(begin)

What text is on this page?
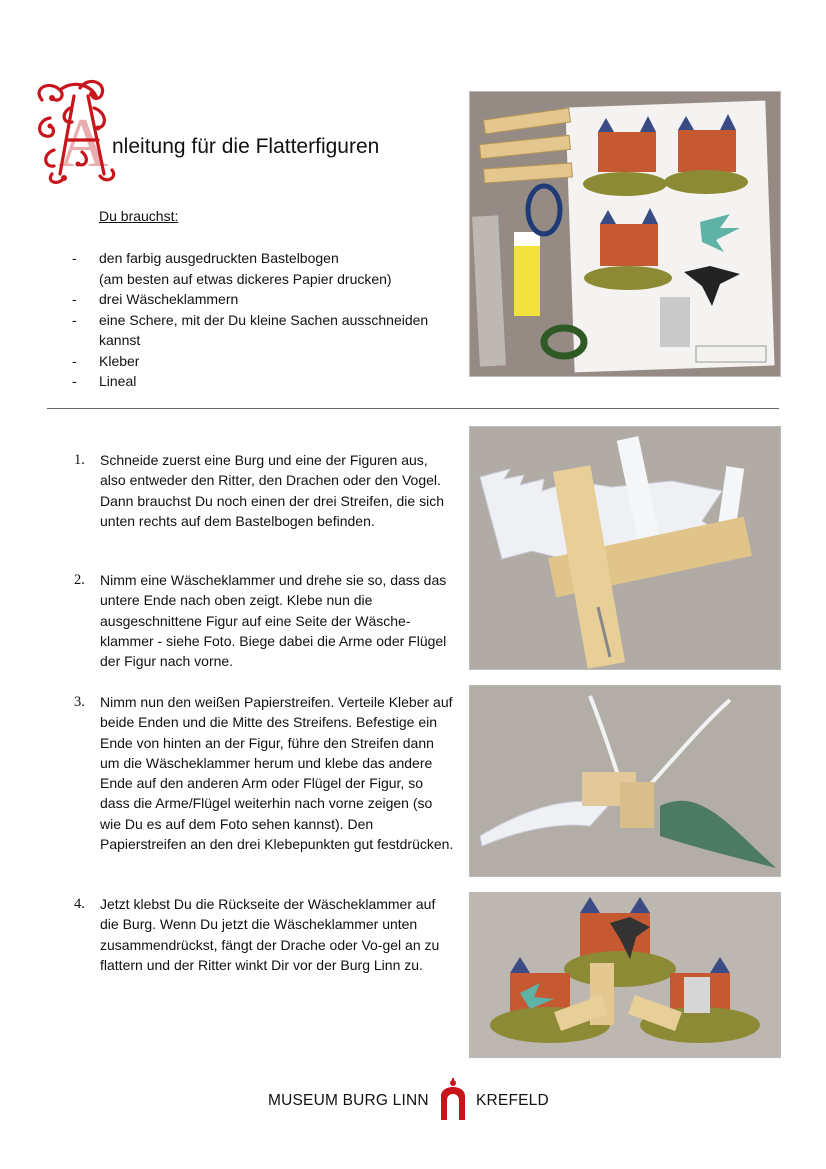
A nleitung für die Flatterfiguren
Du brauchst:
- den farbig ausgedruckten Bastelbogen
(am besten auf etwas dickeres Papier drucken)
- drei Wäscheklammern
- eine Schere, mit der Du kleine Sachen ausschneiden kannst
- Kleber
- Lineal
1. Schneide zuerst eine Burg und eine der Figuren aus, also entweder den Ritter, den Drachen oder den Vogel. Dann brauchst Du noch einen der drei Streifen, die sich unten rechts auf dem Bastelbogen befinden.
2. Nimm eine Wäscheklammer und drehe sie so, dass das untere Ende nach oben zeigt. Klebe nun die ausgeschnittene Figur auf eine Seite der Wäsche-klammer - siehe Foto. Biege dabei die Arme oder Flügel der Figur nach vorne.
3. Nimm nun den weißen Papierstreifen. Verteile Kleber auf beide Enden und die Mitte des Streifens. Befestige ein Ende von hinten an der Figur, führe den Streifen dann um die Wäscheklammer herum und klebe das andere Ende auf den anderen Arm oder Flügel der Figur, so dass die Arme/Flügel weiterhin nach vorne zeigen (so wie Du es auf dem Foto sehen kannst). Den Papierstreifen an den drei Klebepunkten gut festdrücken.
4. Jetzt klebst Du die Rückseite der Wäscheklammer auf die Burg. Wenn Du jetzt die Wäscheklammer unten zusammendrückst, fängt der Drache oder Vo-gel an zu flattern und der Ritter winkt Dir vor der Burg Linn zu.
MUSEUM BURG LINN	KREFELD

(end)

# GIVEN EXERCISE:
Copy out each line of the listing that holds "brauchst".

# TASK RESULT:
Du brauchst:
1. Schneide zuerst eine Burg und eine der Figuren aus, also entweder den Ritter, den Drachen oder den Vogel. Dann brauchst Du noch einen der drei Streifen, die sich unten rechts auf dem Bastelbogen befinden.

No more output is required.